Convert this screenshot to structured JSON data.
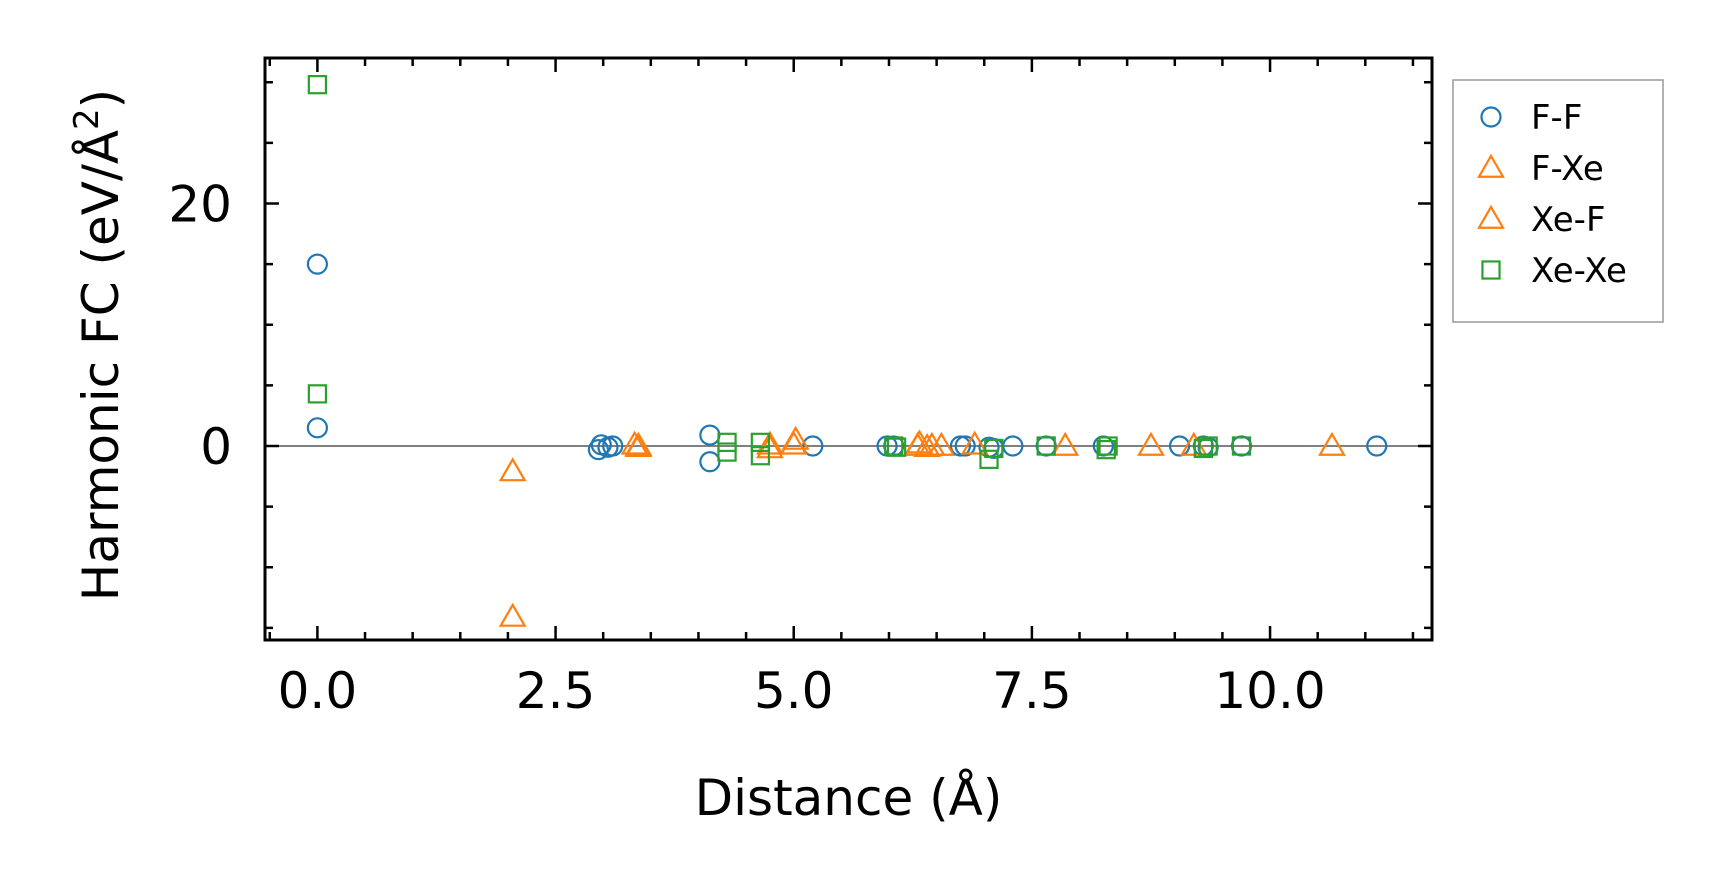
{
  "chart_data": {
    "type": "scatter",
    "xlabel": "Distance (Å)",
    "ylabel": "Harmonic FC (eV/Å",
    "ylabel_sup": "2",
    "ylabel_close": ")",
    "xlim": [
      -0.55,
      11.7
    ],
    "ylim": [
      -16.0,
      32.0
    ],
    "xticks": [
      0.0,
      2.5,
      5.0,
      7.5,
      10.0
    ],
    "xtick_labels": [
      "0.0",
      "2.5",
      "5.0",
      "7.5",
      "10.0"
    ],
    "yticks": [
      0,
      20
    ],
    "ytick_labels": [
      "0",
      "20"
    ],
    "x_minor_step": 0.5,
    "y_minor_step": 5,
    "zero_line": true,
    "legend_position": "outside-right-top",
    "series": [
      {
        "name": "F-F",
        "marker": "circle",
        "color": "#1f77b4",
        "points": [
          [
            0.0,
            15.0
          ],
          [
            0.0,
            1.5
          ],
          [
            2.95,
            -0.3
          ],
          [
            2.98,
            0.1
          ],
          [
            3.05,
            -0.1
          ],
          [
            3.1,
            0.0
          ],
          [
            4.12,
            0.9
          ],
          [
            4.12,
            -1.3
          ],
          [
            5.2,
            0.0
          ],
          [
            5.98,
            0.0
          ],
          [
            6.05,
            0.0
          ],
          [
            6.75,
            0.0
          ],
          [
            6.8,
            0.0
          ],
          [
            7.05,
            -0.1
          ],
          [
            7.1,
            -0.2
          ],
          [
            7.3,
            0.0
          ],
          [
            7.65,
            0.0
          ],
          [
            8.25,
            0.0
          ],
          [
            9.05,
            0.0
          ],
          [
            9.3,
            0.0
          ],
          [
            9.35,
            -0.1
          ],
          [
            9.7,
            0.0
          ],
          [
            11.12,
            0.0
          ]
        ]
      },
      {
        "name": "F-Xe",
        "marker": "triangle",
        "color": "#ff7f0e",
        "points": [
          [
            2.05,
            -2.1
          ],
          [
            3.33,
            0.1
          ],
          [
            3.37,
            0.0
          ],
          [
            4.75,
            -0.2
          ],
          [
            5.0,
            0.1
          ],
          [
            6.3,
            0.0
          ],
          [
            6.4,
            -0.1
          ],
          [
            6.55,
            0.0
          ],
          [
            6.9,
            0.1
          ],
          [
            7.85,
            0.0
          ],
          [
            8.75,
            0.0
          ],
          [
            9.2,
            0.0
          ],
          [
            10.65,
            0.0
          ]
        ]
      },
      {
        "name": "Xe-F",
        "marker": "triangle",
        "color": "#ff7f0e",
        "points": [
          [
            2.05,
            -14.1
          ],
          [
            3.37,
            -0.1
          ],
          [
            4.75,
            0.1
          ],
          [
            5.02,
            0.5
          ],
          [
            6.32,
            0.2
          ],
          [
            6.45,
            0.0
          ]
        ]
      },
      {
        "name": "Xe-Xe",
        "marker": "square",
        "color": "#2ca02c",
        "points": [
          [
            0.0,
            29.8
          ],
          [
            0.0,
            4.3
          ],
          [
            4.3,
            0.3
          ],
          [
            4.3,
            -0.5
          ],
          [
            4.65,
            0.3
          ],
          [
            4.65,
            -0.8
          ],
          [
            6.05,
            0.0
          ],
          [
            6.08,
            -0.1
          ],
          [
            7.05,
            -1.1
          ],
          [
            7.1,
            -0.2
          ],
          [
            7.65,
            0.0
          ],
          [
            8.28,
            -0.3
          ],
          [
            8.3,
            0.0
          ],
          [
            9.3,
            -0.2
          ],
          [
            9.35,
            0.0
          ],
          [
            9.7,
            0.0
          ]
        ]
      }
    ]
  }
}
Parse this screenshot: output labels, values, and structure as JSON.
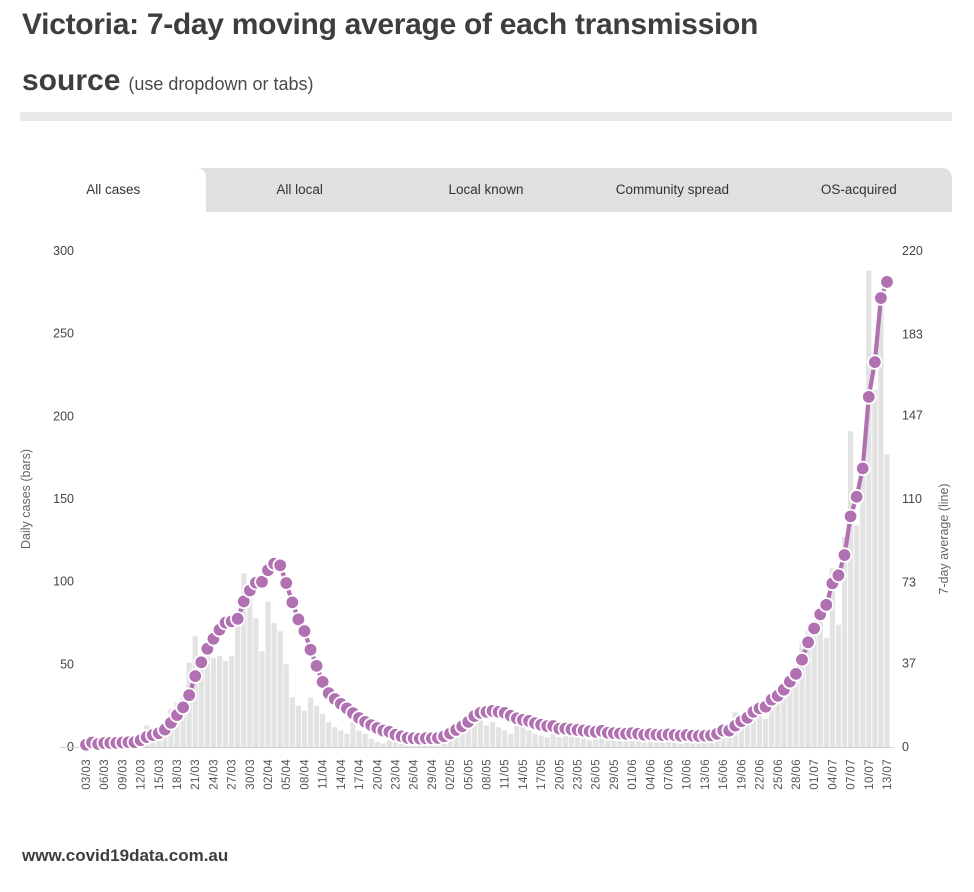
{
  "page": {
    "title_line1": "Victoria: 7-day moving average of each transmission",
    "title_line2_bold": "source",
    "title_line2_note": "(use dropdown or tabs)",
    "footer": "www.covid19data.com.au"
  },
  "tabs": {
    "items": [
      "All cases",
      "All local",
      "Local known",
      "Community spread",
      "OS-acquired"
    ],
    "active": "All cases"
  },
  "chart_data": {
    "type": "bar+line",
    "title": "",
    "frequency": "daily",
    "start_date": "03/03",
    "end_date": "13/07",
    "x_tick_labels": [
      "03/03",
      "06/03",
      "09/03",
      "12/03",
      "15/03",
      "18/03",
      "21/03",
      "24/03",
      "27/03",
      "30/03",
      "02/04",
      "05/04",
      "08/04",
      "11/04",
      "14/04",
      "17/04",
      "20/04",
      "23/04",
      "26/04",
      "29/04",
      "02/05",
      "05/05",
      "08/05",
      "11/05",
      "14/05",
      "17/05",
      "20/05",
      "23/05",
      "26/05",
      "29/05",
      "01/06",
      "04/06",
      "07/06",
      "10/06",
      "13/06",
      "16/06",
      "19/06",
      "22/06",
      "25/06",
      "28/06",
      "01/07",
      "04/07",
      "07/07",
      "10/07",
      "13/07"
    ],
    "daily_values": [
      1,
      3,
      0,
      3,
      2,
      2,
      3,
      2,
      3,
      6,
      13,
      8,
      8,
      14,
      23,
      27,
      30,
      51,
      67,
      51,
      56,
      54,
      55,
      52,
      55,
      75,
      105,
      90,
      78,
      58,
      88,
      75,
      70,
      50,
      30,
      25,
      22,
      30,
      25,
      20,
      15,
      12,
      10,
      8,
      15,
      10,
      8,
      5,
      3,
      2,
      4,
      6,
      5,
      3,
      4,
      2,
      3,
      4,
      7,
      10,
      12,
      15,
      13,
      17,
      22,
      17,
      13,
      15,
      12,
      10,
      8,
      14,
      12,
      10,
      8,
      7,
      6,
      8,
      6,
      12,
      8,
      6,
      5,
      4,
      6,
      9,
      6,
      7,
      5,
      4,
      6,
      4,
      6,
      8,
      5,
      4,
      6,
      4,
      2,
      8,
      6,
      4,
      5,
      7,
      9,
      12,
      8,
      21,
      18,
      16,
      25,
      20,
      17,
      30,
      33,
      37,
      41,
      49,
      64,
      71,
      73,
      77,
      66,
      108,
      74,
      127,
      191,
      134,
      165,
      288,
      216,
      273,
      177
    ],
    "series": [
      {
        "name": "Daily cases",
        "mark": "bar",
        "axis": "left",
        "source": "daily_values"
      },
      {
        "name": "7-day average",
        "mark": "line+dots",
        "axis": "right",
        "derivation": "trailing 7-day mean of daily_values"
      }
    ],
    "left_axis": {
      "label": "Daily cases (bars)",
      "ticks": [
        0,
        50,
        100,
        150,
        200,
        250,
        300
      ],
      "range": [
        0,
        300
      ]
    },
    "right_axis": {
      "label": "7-day average (line)",
      "ticks": [
        0,
        37,
        73,
        110,
        147,
        183,
        220
      ],
      "range": [
        0,
        220
      ]
    },
    "legend": "none",
    "grid": "baseline only",
    "colors": {
      "bar": "#e3e3e3",
      "line": "#b170b1",
      "dot": "#b170b1",
      "dot_ring": "#ffffff",
      "baseline": "#d0d0d0",
      "tick_text": "#444444",
      "axis_title": "#666666",
      "x_label": "#555555"
    }
  }
}
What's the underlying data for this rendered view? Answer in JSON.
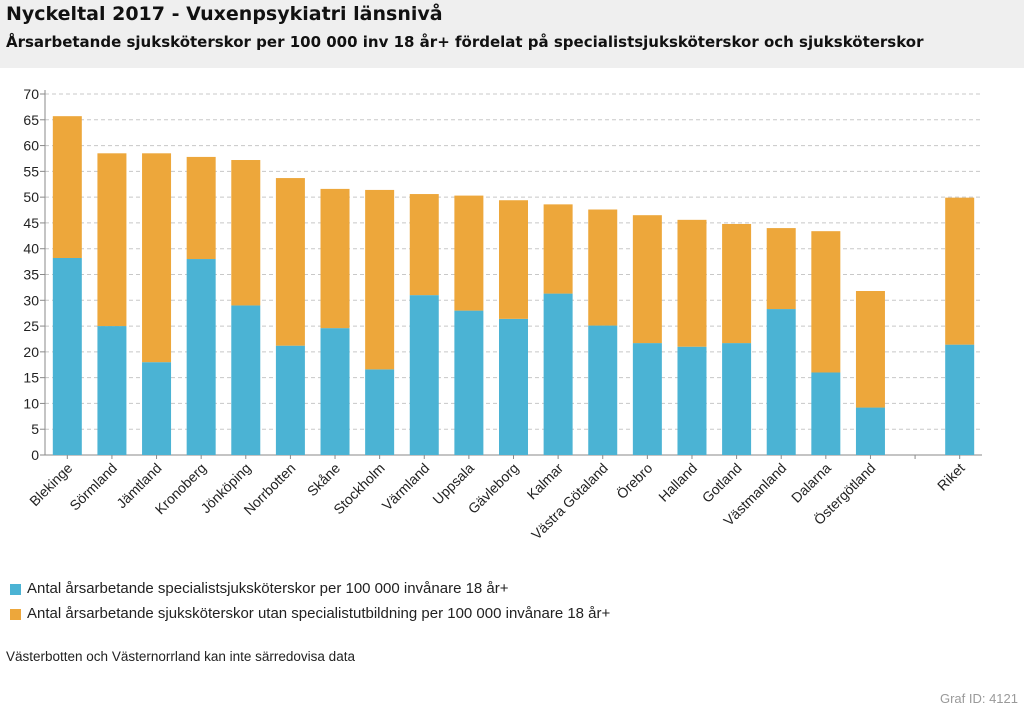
{
  "header": {
    "title": "Nyckeltal 2017 - Vuxenpsykiatri länsnivå",
    "subtitle": "Årsarbetande sjuksköterskor per 100 000 inv 18 år+ fördelat på specialistsjuksköterskor och sjuksköterskor"
  },
  "chart_data": {
    "type": "bar",
    "stacked": true,
    "categories": [
      "Blekinge",
      "Sörmland",
      "Jämtland",
      "Kronoberg",
      "Jönköping",
      "Norrbotten",
      "Skåne",
      "Stockholm",
      "Värmland",
      "Uppsala",
      "Gävleborg",
      "Kalmar",
      "Västra Götaland",
      "Örebro",
      "Halland",
      "Gotland",
      "Västmanland",
      "Dalarna",
      "Östergötland",
      "",
      "Riket"
    ],
    "series": [
      {
        "name": "Antal årsarbetande specialistsjuksköterskor per 100 000 invånare 18 år+",
        "color": "#4bb3d4",
        "values": [
          38.2,
          25.0,
          18.0,
          38.0,
          29.0,
          21.2,
          24.6,
          16.6,
          31.0,
          28.0,
          26.4,
          31.3,
          25.1,
          21.7,
          21.0,
          21.7,
          28.3,
          16.0,
          9.2,
          null,
          21.4
        ]
      },
      {
        "name": "Antal årsarbetande sjuksköterskor utan specialistutbildning per 100 000 invånare 18 år+",
        "color": "#eda73b",
        "values": [
          27.5,
          33.5,
          40.5,
          19.8,
          28.2,
          32.5,
          27.0,
          34.8,
          19.6,
          22.3,
          23.0,
          17.3,
          22.5,
          24.8,
          24.6,
          23.1,
          15.7,
          27.4,
          22.6,
          null,
          28.5
        ]
      }
    ],
    "y_ticks": [
      0,
      5,
      10,
      15,
      20,
      25,
      30,
      35,
      40,
      45,
      50,
      55,
      60,
      65,
      70
    ],
    "ylim": [
      0,
      70
    ],
    "grid": true,
    "legend_position": "bottom"
  },
  "note": "Västerbotten och Västernorrland kan inte särredovisa data",
  "graf_id": "Graf ID: 4121"
}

* _Short exercise_
Give again, unchanged, only the lines from the line containing "What's the underlying" to the last line of the records above. Pictures do not belong in the copy.

* _Solution to this problem_
What's the underlying data for this rendered view? Answer in JSON.
{
  "header": {
    "title": "Nyckeltal 2017 - Vuxenpsykiatri länsnivå",
    "subtitle": "Årsarbetande sjuksköterskor per 100 000 inv 18 år+ fördelat på specialistsjuksköterskor och sjuksköterskor"
  },
  "chart_data": {
    "type": "bar",
    "stacked": true,
    "categories": [
      "Blekinge",
      "Sörmland",
      "Jämtland",
      "Kronoberg",
      "Jönköping",
      "Norrbotten",
      "Skåne",
      "Stockholm",
      "Värmland",
      "Uppsala",
      "Gävleborg",
      "Kalmar",
      "Västra Götaland",
      "Örebro",
      "Halland",
      "Gotland",
      "Västmanland",
      "Dalarna",
      "Östergötland",
      "",
      "Riket"
    ],
    "series": [
      {
        "name": "Antal årsarbetande specialistsjuksköterskor per 100 000 invånare 18 år+",
        "color": "#4bb3d4",
        "values": [
          38.2,
          25.0,
          18.0,
          38.0,
          29.0,
          21.2,
          24.6,
          16.6,
          31.0,
          28.0,
          26.4,
          31.3,
          25.1,
          21.7,
          21.0,
          21.7,
          28.3,
          16.0,
          9.2,
          null,
          21.4
        ]
      },
      {
        "name": "Antal årsarbetande sjuksköterskor utan specialistutbildning per 100 000 invånare 18 år+",
        "color": "#eda73b",
        "values": [
          27.5,
          33.5,
          40.5,
          19.8,
          28.2,
          32.5,
          27.0,
          34.8,
          19.6,
          22.3,
          23.0,
          17.3,
          22.5,
          24.8,
          24.6,
          23.1,
          15.7,
          27.4,
          22.6,
          null,
          28.5
        ]
      }
    ],
    "y_ticks": [
      0,
      5,
      10,
      15,
      20,
      25,
      30,
      35,
      40,
      45,
      50,
      55,
      60,
      65,
      70
    ],
    "ylim": [
      0,
      70
    ],
    "grid": true,
    "legend_position": "bottom"
  },
  "note": "Västerbotten och Västernorrland kan inte särredovisa data",
  "graf_id": "Graf ID: 4121"
}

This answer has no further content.